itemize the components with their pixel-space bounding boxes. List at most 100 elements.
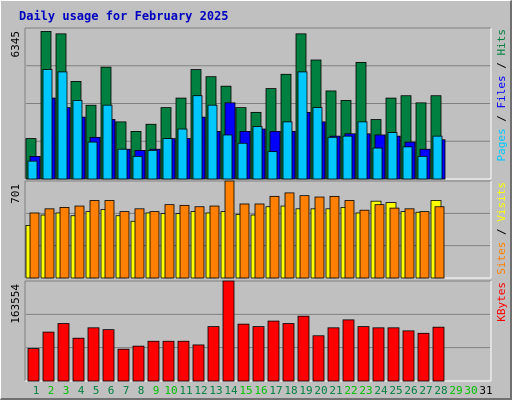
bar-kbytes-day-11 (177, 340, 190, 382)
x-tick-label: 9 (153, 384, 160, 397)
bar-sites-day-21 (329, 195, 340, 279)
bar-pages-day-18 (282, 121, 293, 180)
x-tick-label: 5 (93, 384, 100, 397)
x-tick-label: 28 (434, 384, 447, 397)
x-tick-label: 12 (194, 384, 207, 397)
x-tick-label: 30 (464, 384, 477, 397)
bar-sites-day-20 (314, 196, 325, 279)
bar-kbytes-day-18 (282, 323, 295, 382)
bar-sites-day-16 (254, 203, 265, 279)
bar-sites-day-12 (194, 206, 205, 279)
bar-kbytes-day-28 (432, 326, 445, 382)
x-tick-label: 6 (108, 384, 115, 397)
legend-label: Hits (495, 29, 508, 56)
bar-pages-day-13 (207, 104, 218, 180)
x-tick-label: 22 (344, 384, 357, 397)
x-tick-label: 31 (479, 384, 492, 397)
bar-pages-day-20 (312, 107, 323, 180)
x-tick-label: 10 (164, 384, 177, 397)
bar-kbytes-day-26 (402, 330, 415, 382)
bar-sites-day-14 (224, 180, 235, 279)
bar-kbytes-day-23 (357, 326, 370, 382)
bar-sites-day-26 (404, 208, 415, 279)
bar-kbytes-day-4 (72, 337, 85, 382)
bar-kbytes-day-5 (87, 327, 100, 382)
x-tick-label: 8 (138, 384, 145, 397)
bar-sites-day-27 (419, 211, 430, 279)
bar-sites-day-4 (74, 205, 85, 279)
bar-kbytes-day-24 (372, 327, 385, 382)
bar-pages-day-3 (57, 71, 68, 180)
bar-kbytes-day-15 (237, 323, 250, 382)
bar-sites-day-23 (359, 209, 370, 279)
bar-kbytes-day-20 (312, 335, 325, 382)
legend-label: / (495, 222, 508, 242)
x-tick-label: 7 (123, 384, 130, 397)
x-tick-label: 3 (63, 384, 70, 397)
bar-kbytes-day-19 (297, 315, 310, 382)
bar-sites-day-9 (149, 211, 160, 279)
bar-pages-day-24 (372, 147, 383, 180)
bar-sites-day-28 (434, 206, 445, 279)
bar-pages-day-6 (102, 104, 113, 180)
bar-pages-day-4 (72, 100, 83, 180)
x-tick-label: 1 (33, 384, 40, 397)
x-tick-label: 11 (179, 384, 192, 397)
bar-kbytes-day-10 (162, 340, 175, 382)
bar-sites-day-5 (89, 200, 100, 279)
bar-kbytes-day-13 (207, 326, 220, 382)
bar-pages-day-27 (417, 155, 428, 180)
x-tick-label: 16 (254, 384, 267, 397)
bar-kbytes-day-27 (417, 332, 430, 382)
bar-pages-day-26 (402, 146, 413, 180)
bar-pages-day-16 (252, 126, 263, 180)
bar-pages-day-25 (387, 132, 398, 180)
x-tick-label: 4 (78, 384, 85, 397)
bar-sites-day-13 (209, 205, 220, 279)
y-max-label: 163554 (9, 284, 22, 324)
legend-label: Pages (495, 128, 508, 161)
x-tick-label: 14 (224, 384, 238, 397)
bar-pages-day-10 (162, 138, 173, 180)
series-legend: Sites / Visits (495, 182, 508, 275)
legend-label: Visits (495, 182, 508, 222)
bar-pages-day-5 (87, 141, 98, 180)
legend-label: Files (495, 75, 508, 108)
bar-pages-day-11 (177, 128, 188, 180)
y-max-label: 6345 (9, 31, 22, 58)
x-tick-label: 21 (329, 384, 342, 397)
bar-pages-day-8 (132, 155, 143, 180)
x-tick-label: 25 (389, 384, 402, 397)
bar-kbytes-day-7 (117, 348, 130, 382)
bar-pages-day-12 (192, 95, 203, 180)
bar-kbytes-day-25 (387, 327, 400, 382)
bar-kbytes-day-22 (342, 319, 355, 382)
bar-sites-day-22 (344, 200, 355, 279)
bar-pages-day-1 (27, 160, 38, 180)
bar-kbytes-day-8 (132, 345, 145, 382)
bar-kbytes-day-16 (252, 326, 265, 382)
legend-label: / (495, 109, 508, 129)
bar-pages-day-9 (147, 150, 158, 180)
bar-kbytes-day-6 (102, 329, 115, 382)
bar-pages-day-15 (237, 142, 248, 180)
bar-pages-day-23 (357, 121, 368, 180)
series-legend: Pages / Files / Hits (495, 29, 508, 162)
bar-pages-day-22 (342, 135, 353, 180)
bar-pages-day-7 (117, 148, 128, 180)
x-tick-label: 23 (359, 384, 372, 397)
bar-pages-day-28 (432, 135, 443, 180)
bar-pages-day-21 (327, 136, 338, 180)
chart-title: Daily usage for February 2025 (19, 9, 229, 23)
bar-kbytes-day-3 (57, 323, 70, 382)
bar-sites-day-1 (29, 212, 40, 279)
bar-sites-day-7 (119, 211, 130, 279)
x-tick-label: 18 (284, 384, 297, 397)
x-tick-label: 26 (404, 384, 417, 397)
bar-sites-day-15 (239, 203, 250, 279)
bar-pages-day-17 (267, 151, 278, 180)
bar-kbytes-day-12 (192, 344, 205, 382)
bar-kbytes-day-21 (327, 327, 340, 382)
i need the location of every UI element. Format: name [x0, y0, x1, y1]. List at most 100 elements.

* Work to complete
Can you switch every "x-tick-label" in these rows to "x-axis-label" and give the rows back with nothing else changed and the pictures left out?

* Response to the task
itemize the components with their pixel-space bounding boxes. List at most 100 elements.
bar-kbytes-day-11 (177, 340, 190, 382)
x-axis-label: 9 (153, 384, 160, 397)
bar-sites-day-21 (329, 195, 340, 279)
bar-pages-day-18 (282, 121, 293, 180)
x-axis-label: 5 (93, 384, 100, 397)
x-axis-label: 28 (434, 384, 447, 397)
x-axis-label: 12 (194, 384, 207, 397)
x-axis-label: 30 (464, 384, 477, 397)
bar-sites-day-20 (314, 196, 325, 279)
bar-kbytes-day-18 (282, 323, 295, 382)
bar-sites-day-16 (254, 203, 265, 279)
bar-sites-day-12 (194, 206, 205, 279)
bar-kbytes-day-28 (432, 326, 445, 382)
x-axis-label: 6 (108, 384, 115, 397)
legend-label: Hits (495, 29, 508, 56)
bar-pages-day-13 (207, 104, 218, 180)
x-axis-label: 22 (344, 384, 357, 397)
x-axis-label: 31 (479, 384, 492, 397)
bar-pages-day-20 (312, 107, 323, 180)
x-axis-label: 10 (164, 384, 177, 397)
bar-kbytes-day-26 (402, 330, 415, 382)
bar-sites-day-14 (224, 180, 235, 279)
bar-kbytes-day-23 (357, 326, 370, 382)
bar-sites-day-26 (404, 208, 415, 279)
bar-kbytes-day-4 (72, 337, 85, 382)
bar-kbytes-day-5 (87, 327, 100, 382)
x-axis-label: 8 (138, 384, 145, 397)
bar-sites-day-27 (419, 211, 430, 279)
bar-sites-day-4 (74, 205, 85, 279)
bar-kbytes-day-24 (372, 327, 385, 382)
bar-pages-day-3 (57, 71, 68, 180)
bar-kbytes-day-15 (237, 323, 250, 382)
bar-sites-day-23 (359, 209, 370, 279)
bar-kbytes-day-20 (312, 335, 325, 382)
legend-label: / (495, 222, 508, 242)
x-axis-label: 7 (123, 384, 130, 397)
x-axis-label: 3 (63, 384, 70, 397)
bar-kbytes-day-19 (297, 315, 310, 382)
bar-sites-day-9 (149, 211, 160, 279)
bar-pages-day-24 (372, 147, 383, 180)
bar-sites-day-28 (434, 206, 445, 279)
bar-pages-day-6 (102, 104, 113, 180)
bar-pages-day-4 (72, 100, 83, 180)
x-axis-label: 1 (33, 384, 40, 397)
x-axis-label: 11 (179, 384, 192, 397)
bar-kbytes-day-10 (162, 340, 175, 382)
bar-sites-day-5 (89, 200, 100, 279)
bar-kbytes-day-13 (207, 326, 220, 382)
bar-pages-day-27 (417, 155, 428, 180)
x-axis-label: 16 (254, 384, 267, 397)
bar-kbytes-day-27 (417, 332, 430, 382)
bar-pages-day-26 (402, 146, 413, 180)
bar-pages-day-16 (252, 126, 263, 180)
bar-pages-day-25 (387, 132, 398, 180)
x-axis-label: 4 (78, 384, 85, 397)
bar-sites-day-13 (209, 205, 220, 279)
y-max-label: 163554 (9, 284, 22, 324)
legend-label: Pages (495, 128, 508, 161)
x-axis-label: 14 (224, 384, 238, 397)
bar-pages-day-10 (162, 138, 173, 180)
series-legend: Sites / Visits (495, 182, 508, 275)
legend-label: Visits (495, 182, 508, 222)
bar-pages-day-5 (87, 141, 98, 180)
legend-label: Files (495, 75, 508, 108)
bar-pages-day-11 (177, 128, 188, 180)
y-max-label: 6345 (9, 31, 22, 58)
x-axis-label: 21 (329, 384, 342, 397)
bar-pages-day-8 (132, 155, 143, 180)
x-axis-label: 25 (389, 384, 402, 397)
bar-kbytes-day-7 (117, 348, 130, 382)
bar-pages-day-12 (192, 95, 203, 180)
bar-kbytes-day-25 (387, 327, 400, 382)
bar-kbytes-day-22 (342, 319, 355, 382)
bar-sites-day-22 (344, 200, 355, 279)
bar-pages-day-1 (27, 160, 38, 180)
bar-kbytes-day-8 (132, 345, 145, 382)
bar-kbytes-day-16 (252, 326, 265, 382)
legend-label: / (495, 109, 508, 129)
bar-pages-day-9 (147, 150, 158, 180)
bar-kbytes-day-6 (102, 329, 115, 382)
bar-pages-day-15 (237, 142, 248, 180)
bar-pages-day-23 (357, 121, 368, 180)
series-legend: Pages / Files / Hits (495, 29, 508, 162)
bar-pages-day-22 (342, 135, 353, 180)
bar-pages-day-7 (117, 148, 128, 180)
x-axis-label: 23 (359, 384, 372, 397)
bar-pages-day-28 (432, 135, 443, 180)
bar-pages-day-21 (327, 136, 338, 180)
chart-title: Daily usage for February 2025 (19, 9, 229, 23)
bar-kbytes-day-3 (57, 323, 70, 382)
bar-sites-day-1 (29, 212, 40, 279)
bar-sites-day-7 (119, 211, 130, 279)
x-axis-label: 18 (284, 384, 297, 397)
x-axis-label: 26 (404, 384, 417, 397)
bar-sites-day-15 (239, 203, 250, 279)
bar-pages-day-17 (267, 151, 278, 180)
bar-kbytes-day-12 (192, 344, 205, 382)
bar-kbytes-day-21 (327, 327, 340, 382)
i need the location of every UI element. Format: name [x0, y0, x1, y1]. List at most 100 elements.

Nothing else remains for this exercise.